-- begin --

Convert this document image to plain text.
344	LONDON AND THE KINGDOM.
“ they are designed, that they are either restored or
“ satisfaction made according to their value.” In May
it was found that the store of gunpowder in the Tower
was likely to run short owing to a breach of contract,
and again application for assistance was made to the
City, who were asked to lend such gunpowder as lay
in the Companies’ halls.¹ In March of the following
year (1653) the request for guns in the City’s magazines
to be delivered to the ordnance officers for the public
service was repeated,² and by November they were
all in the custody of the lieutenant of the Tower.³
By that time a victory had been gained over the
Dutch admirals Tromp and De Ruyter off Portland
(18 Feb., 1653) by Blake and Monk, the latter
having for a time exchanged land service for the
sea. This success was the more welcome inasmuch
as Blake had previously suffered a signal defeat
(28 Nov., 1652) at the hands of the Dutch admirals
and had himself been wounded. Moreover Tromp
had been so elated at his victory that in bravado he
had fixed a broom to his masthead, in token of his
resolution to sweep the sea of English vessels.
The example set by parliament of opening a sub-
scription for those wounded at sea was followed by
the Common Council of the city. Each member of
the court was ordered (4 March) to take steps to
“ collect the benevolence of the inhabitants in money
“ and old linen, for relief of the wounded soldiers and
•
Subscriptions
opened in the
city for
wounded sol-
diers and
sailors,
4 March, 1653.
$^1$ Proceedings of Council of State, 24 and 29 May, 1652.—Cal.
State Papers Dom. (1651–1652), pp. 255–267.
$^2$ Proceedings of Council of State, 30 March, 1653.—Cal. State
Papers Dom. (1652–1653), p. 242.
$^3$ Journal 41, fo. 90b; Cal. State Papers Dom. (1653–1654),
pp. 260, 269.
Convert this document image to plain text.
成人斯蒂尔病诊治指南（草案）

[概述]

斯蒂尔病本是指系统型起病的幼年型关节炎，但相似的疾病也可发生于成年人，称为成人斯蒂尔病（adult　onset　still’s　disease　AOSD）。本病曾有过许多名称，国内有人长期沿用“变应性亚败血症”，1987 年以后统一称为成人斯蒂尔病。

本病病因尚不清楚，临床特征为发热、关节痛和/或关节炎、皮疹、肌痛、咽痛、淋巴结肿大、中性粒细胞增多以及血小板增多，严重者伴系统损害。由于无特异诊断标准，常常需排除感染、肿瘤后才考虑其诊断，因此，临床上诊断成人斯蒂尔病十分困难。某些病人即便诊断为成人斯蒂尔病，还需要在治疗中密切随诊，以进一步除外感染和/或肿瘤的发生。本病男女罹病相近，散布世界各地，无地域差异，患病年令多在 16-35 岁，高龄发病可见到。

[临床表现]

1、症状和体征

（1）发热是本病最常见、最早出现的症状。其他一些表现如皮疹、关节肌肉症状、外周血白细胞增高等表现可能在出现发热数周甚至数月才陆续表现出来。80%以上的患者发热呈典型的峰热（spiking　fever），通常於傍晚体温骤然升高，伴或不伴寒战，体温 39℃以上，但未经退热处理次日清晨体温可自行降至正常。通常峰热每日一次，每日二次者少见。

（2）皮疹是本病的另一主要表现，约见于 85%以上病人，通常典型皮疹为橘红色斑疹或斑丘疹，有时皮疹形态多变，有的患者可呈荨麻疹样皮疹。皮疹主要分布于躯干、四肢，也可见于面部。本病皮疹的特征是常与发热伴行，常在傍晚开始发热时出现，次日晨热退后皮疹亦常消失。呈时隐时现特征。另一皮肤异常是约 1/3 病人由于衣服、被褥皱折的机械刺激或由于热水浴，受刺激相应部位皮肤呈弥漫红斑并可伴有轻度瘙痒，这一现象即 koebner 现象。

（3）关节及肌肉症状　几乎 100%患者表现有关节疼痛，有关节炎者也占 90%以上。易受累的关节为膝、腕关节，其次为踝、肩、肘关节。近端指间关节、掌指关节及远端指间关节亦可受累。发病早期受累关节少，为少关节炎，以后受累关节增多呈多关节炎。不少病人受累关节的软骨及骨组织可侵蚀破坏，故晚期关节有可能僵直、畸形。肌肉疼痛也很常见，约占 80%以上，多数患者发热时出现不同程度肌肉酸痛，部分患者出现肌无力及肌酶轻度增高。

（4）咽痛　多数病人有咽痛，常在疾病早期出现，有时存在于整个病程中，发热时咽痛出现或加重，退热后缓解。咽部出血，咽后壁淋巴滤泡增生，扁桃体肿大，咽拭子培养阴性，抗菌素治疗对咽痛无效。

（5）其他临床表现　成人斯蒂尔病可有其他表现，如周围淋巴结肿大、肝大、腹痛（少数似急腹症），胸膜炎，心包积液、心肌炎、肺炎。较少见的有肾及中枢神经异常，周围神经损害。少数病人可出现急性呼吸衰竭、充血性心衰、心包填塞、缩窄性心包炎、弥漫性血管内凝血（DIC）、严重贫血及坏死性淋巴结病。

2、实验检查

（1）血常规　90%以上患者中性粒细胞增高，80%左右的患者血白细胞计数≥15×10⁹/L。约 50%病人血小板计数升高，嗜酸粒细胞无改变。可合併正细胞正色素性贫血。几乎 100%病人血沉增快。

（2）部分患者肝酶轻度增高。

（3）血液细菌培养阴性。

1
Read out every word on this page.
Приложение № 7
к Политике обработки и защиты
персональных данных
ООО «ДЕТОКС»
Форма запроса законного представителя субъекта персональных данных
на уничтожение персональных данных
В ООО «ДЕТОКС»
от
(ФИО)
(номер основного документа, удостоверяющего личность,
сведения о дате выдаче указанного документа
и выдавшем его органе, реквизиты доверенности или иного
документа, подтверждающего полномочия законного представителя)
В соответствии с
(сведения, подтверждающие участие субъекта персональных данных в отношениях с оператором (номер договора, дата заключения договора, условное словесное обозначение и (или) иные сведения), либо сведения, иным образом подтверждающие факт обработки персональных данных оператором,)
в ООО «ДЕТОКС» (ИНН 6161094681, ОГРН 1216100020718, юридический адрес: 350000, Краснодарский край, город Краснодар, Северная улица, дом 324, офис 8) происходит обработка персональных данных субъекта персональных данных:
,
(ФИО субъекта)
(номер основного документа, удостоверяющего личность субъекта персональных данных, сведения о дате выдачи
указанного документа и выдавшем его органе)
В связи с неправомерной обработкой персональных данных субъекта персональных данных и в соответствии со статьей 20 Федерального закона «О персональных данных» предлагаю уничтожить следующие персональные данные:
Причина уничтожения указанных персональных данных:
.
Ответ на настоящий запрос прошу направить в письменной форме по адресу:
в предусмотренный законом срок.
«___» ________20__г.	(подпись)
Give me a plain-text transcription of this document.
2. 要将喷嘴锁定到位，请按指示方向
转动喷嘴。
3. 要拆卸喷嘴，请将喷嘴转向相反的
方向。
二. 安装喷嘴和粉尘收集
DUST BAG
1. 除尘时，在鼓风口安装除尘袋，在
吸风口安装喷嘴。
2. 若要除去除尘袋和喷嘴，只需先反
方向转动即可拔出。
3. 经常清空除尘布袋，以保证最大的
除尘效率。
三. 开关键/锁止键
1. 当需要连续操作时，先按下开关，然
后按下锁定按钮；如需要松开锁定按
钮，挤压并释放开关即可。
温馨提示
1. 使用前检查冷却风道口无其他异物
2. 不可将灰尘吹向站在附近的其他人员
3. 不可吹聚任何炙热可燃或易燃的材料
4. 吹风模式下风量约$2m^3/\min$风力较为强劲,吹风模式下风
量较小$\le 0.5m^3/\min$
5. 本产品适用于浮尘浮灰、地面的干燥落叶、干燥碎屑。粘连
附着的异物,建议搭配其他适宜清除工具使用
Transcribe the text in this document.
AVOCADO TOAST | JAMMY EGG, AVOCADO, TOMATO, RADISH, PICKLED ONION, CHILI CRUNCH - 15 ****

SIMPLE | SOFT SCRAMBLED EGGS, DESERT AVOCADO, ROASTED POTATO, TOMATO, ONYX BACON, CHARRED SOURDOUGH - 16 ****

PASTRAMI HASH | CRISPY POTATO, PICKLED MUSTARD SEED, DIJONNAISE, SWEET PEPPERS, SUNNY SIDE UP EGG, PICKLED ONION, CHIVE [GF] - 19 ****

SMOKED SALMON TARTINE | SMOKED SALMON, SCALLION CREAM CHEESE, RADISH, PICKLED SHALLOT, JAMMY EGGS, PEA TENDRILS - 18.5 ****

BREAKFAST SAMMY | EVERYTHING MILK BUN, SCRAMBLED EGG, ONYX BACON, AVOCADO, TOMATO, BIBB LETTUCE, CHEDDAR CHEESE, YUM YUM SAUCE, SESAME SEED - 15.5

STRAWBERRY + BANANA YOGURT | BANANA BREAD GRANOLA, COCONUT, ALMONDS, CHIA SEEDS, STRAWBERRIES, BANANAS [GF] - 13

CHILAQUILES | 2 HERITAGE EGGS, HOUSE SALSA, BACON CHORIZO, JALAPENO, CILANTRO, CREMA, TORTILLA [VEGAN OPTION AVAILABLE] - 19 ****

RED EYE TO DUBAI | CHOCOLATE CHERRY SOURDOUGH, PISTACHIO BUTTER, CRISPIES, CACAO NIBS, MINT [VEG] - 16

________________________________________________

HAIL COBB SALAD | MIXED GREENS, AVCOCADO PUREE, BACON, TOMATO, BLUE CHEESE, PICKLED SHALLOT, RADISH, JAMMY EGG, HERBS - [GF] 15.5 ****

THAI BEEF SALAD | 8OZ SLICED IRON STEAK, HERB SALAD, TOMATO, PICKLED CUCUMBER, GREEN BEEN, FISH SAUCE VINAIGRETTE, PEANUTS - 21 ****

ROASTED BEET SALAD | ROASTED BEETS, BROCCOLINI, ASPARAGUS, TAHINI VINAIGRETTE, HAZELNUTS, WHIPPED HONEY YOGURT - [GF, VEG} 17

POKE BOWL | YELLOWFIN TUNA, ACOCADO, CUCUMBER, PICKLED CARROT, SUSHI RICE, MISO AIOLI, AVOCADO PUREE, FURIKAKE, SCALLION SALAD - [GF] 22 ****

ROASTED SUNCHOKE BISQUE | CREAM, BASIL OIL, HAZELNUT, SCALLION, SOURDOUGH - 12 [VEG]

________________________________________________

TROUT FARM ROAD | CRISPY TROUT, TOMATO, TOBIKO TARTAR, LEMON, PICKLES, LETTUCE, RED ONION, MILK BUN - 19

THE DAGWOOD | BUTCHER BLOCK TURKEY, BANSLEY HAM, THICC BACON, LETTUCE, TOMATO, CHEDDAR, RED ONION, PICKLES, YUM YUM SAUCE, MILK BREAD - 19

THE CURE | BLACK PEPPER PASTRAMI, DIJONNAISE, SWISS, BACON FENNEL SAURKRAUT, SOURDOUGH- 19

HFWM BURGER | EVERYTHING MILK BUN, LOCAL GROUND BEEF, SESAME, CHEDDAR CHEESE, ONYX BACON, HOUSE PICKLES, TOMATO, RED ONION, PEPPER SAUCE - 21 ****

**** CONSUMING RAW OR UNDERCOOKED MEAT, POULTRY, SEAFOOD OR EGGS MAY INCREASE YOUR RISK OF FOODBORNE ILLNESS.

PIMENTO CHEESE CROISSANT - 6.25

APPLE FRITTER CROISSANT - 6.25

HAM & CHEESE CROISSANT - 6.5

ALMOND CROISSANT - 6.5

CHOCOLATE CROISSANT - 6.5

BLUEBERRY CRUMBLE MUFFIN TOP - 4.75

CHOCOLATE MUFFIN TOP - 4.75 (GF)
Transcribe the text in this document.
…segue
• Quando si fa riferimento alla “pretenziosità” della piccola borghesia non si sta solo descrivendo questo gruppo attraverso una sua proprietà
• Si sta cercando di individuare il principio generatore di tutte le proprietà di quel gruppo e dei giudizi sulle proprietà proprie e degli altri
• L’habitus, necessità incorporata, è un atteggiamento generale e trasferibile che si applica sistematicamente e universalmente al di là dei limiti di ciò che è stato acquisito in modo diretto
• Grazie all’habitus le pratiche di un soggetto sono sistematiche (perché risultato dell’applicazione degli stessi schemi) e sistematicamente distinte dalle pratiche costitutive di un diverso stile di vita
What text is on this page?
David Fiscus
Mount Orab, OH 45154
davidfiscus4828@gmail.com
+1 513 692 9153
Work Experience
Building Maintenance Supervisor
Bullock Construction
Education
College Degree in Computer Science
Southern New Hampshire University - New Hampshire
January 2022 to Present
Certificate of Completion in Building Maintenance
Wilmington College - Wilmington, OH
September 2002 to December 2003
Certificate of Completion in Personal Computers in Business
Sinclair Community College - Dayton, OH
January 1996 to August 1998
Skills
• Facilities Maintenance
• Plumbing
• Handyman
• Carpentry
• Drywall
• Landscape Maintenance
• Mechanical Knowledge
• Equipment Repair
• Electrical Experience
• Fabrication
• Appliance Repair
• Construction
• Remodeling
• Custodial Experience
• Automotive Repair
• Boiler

-- end --

• _Problem requirements_
Copy each line of the records above that carries the word "gunpowder".

• _Response_
it was found that the store of gunpowder in the Tower
City, who were asked to lend such gunpowder as lay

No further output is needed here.